Instructions to follow → Return the records in full, exactly as given.

Entries with figure data:
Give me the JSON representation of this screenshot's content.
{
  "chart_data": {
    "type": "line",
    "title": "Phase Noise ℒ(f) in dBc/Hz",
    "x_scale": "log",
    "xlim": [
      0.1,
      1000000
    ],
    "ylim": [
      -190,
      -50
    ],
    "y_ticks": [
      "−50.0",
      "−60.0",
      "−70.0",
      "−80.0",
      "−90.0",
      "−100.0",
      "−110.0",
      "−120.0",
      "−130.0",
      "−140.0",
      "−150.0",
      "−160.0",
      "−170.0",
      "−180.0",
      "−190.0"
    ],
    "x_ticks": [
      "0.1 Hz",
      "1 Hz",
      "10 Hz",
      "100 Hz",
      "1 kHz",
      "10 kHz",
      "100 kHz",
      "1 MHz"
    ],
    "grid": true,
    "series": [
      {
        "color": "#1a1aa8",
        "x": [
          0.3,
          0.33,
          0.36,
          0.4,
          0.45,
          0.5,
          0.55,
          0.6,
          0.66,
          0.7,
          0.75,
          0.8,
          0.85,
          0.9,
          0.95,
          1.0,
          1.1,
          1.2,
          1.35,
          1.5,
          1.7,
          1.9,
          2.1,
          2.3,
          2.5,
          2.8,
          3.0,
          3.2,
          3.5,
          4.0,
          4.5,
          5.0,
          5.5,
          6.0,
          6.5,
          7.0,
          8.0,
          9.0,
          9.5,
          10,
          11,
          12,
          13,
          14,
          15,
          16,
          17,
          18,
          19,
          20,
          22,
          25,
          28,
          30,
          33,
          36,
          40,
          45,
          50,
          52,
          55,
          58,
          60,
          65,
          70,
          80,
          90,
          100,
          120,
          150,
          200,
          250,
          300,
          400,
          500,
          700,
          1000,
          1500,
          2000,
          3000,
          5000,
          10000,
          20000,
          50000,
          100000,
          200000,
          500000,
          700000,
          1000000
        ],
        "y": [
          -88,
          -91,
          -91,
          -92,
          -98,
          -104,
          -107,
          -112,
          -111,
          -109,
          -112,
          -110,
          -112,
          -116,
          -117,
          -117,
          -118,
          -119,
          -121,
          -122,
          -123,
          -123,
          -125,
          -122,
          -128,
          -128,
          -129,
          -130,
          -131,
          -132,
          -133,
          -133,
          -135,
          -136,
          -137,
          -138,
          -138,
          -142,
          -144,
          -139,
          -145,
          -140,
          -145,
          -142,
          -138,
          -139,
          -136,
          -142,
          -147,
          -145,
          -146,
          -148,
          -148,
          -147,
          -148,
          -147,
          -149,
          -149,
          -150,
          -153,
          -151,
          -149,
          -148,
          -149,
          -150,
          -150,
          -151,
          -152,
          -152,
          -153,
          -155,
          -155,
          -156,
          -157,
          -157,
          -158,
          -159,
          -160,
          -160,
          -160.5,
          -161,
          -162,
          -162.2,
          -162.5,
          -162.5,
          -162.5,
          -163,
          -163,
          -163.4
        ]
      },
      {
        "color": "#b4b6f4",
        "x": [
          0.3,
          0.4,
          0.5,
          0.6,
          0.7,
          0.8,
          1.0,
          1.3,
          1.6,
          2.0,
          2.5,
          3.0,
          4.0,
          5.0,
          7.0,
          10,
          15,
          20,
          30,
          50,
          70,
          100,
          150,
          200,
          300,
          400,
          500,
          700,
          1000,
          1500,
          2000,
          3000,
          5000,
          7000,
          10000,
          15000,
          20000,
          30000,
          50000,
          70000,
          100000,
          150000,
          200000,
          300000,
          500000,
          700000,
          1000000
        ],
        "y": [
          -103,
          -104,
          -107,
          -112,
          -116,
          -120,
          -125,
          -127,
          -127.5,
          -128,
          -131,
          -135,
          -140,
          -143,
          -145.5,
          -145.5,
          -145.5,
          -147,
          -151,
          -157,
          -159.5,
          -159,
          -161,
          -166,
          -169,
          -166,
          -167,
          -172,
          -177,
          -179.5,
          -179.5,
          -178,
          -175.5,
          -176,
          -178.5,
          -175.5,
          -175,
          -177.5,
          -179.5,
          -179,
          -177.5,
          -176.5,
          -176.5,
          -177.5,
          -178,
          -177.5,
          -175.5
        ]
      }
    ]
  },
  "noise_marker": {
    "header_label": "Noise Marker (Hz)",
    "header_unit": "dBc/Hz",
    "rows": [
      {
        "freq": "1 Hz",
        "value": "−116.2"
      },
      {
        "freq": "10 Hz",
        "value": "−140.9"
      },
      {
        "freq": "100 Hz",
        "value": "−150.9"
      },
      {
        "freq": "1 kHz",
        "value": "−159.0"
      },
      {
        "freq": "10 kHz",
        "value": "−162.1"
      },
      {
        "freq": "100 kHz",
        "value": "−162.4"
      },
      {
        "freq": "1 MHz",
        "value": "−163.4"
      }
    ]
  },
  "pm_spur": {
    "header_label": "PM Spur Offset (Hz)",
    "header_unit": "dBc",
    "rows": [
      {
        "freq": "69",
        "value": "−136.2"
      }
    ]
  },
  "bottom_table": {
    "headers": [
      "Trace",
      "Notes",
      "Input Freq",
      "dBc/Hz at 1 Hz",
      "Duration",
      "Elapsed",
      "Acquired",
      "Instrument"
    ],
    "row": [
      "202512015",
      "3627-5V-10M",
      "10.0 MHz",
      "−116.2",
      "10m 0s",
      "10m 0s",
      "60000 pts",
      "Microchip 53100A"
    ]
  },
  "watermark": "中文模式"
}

Complete output →
Give me the JSON representation of this screenshot's content.
{
  "chart_data": {
    "type": "line",
    "title": "Phase Noise ℒ(f) in dBc/Hz",
    "x_scale": "log",
    "xlim": [
      0.1,
      1000000
    ],
    "ylim": [
      -190,
      -50
    ],
    "y_ticks": [
      "−50.0",
      "−60.0",
      "−70.0",
      "−80.0",
      "−90.0",
      "−100.0",
      "−110.0",
      "−120.0",
      "−130.0",
      "−140.0",
      "−150.0",
      "−160.0",
      "−170.0",
      "−180.0",
      "−190.0"
    ],
    "x_ticks": [
      "0.1 Hz",
      "1 Hz",
      "10 Hz",
      "100 Hz",
      "1 kHz",
      "10 kHz",
      "100 kHz",
      "1 MHz"
    ],
    "grid": true,
    "series": [
      {
        "color": "#1a1aa8",
        "x": [
          0.3,
          0.33,
          0.36,
          0.4,
          0.45,
          0.5,
          0.55,
          0.6,
          0.66,
          0.7,
          0.75,
          0.8,
          0.85,
          0.9,
          0.95,
          1.0,
          1.1,
          1.2,
          1.35,
          1.5,
          1.7,
          1.9,
          2.1,
          2.3,
          2.5,
          2.8,
          3.0,
          3.2,
          3.5,
          4.0,
          4.5,
          5.0,
          5.5,
          6.0,
          6.5,
          7.0,
          8.0,
          9.0,
          9.5,
          10,
          11,
          12,
          13,
          14,
          15,
          16,
          17,
          18,
          19,
          20,
          22,
          25,
          28,
          30,
          33,
          36,
          40,
          45,
          50,
          52,
          55,
          58,
          60,
          65,
          70,
          80,
          90,
          100,
          120,
          150,
          200,
          250,
          300,
          400,
          500,
          700,
          1000,
          1500,
          2000,
          3000,
          5000,
          10000,
          20000,
          50000,
          100000,
          200000,
          500000,
          700000,
          1000000
        ],
        "y": [
          -88,
          -91,
          -91,
          -92,
          -98,
          -104,
          -107,
          -112,
          -111,
          -109,
          -112,
          -110,
          -112,
          -116,
          -117,
          -117,
          -118,
          -119,
          -121,
          -122,
          -123,
          -123,
          -125,
          -122,
          -128,
          -128,
          -129,
          -130,
          -131,
          -132,
          -133,
          -133,
          -135,
          -136,
          -137,
          -138,
          -138,
          -142,
          -144,
          -139,
          -145,
          -140,
          -145,
          -142,
          -138,
          -139,
          -136,
          -142,
          -147,
          -145,
          -146,
          -148,
          -148,
          -147,
          -148,
          -147,
          -149,
          -149,
          -150,
          -153,
          -151,
          -149,
          -148,
          -149,
          -150,
          -150,
          -151,
          -152,
          -152,
          -153,
          -155,
          -155,
          -156,
          -157,
          -157,
          -158,
          -159,
          -160,
          -160,
          -160.5,
          -161,
          -162,
          -162.2,
          -162.5,
          -162.5,
          -162.5,
          -163,
          -163,
          -163.4
        ]
      },
      {
        "color": "#b4b6f4",
        "x": [
          0.3,
          0.4,
          0.5,
          0.6,
          0.7,
          0.8,
          1.0,
          1.3,
          1.6,
          2.0,
          2.5,
          3.0,
          4.0,
          5.0,
          7.0,
          10,
          15,
          20,
          30,
          50,
          70,
          100,
          150,
          200,
          300,
          400,
          500,
          700,
          1000,
          1500,
          2000,
          3000,
          5000,
          7000,
          10000,
          15000,
          20000,
          30000,
          50000,
          70000,
          100000,
          150000,
          200000,
          300000,
          500000,
          700000,
          1000000
        ],
        "y": [
          -103,
          -104,
          -107,
          -112,
          -116,
          -120,
          -125,
          -127,
          -127.5,
          -128,
          -131,
          -135,
          -140,
          -143,
          -145.5,
          -145.5,
          -145.5,
          -147,
          -151,
          -157,
          -159.5,
          -159,
          -161,
          -166,
          -169,
          -166,
          -167,
          -172,
          -177,
          -179.5,
          -179.5,
          -178,
          -175.5,
          -176,
          -178.5,
          -175.5,
          -175,
          -177.5,
          -179.5,
          -179,
          -177.5,
          -176.5,
          -176.5,
          -177.5,
          -178,
          -177.5,
          -175.5
        ]
      }
    ]
  },
  "noise_marker": {
    "header_label": "Noise Marker (Hz)",
    "header_unit": "dBc/Hz",
    "rows": [
      {
        "freq": "1 Hz",
        "value": "−116.2"
      },
      {
        "freq": "10 Hz",
        "value": "−140.9"
      },
      {
        "freq": "100 Hz",
        "value": "−150.9"
      },
      {
        "freq": "1 kHz",
        "value": "−159.0"
      },
      {
        "freq": "10 kHz",
        "value": "−162.1"
      },
      {
        "freq": "100 kHz",
        "value": "−162.4"
      },
      {
        "freq": "1 MHz",
        "value": "−163.4"
      }
    ]
  },
  "pm_spur": {
    "header_label": "PM Spur Offset (Hz)",
    "header_unit": "dBc",
    "rows": [
      {
        "freq": "69",
        "value": "−136.2"
      }
    ]
  },
  "bottom_table": {
    "headers": [
      "Trace",
      "Notes",
      "Input Freq",
      "dBc/Hz at 1 Hz",
      "Duration",
      "Elapsed",
      "Acquired",
      "Instrument"
    ],
    "row": [
      "202512015",
      "3627-5V-10M",
      "10.0 MHz",
      "−116.2",
      "10m 0s",
      "10m 0s",
      "60000 pts",
      "Microchip 53100A"
    ]
  },
  "watermark": "中文模式"
}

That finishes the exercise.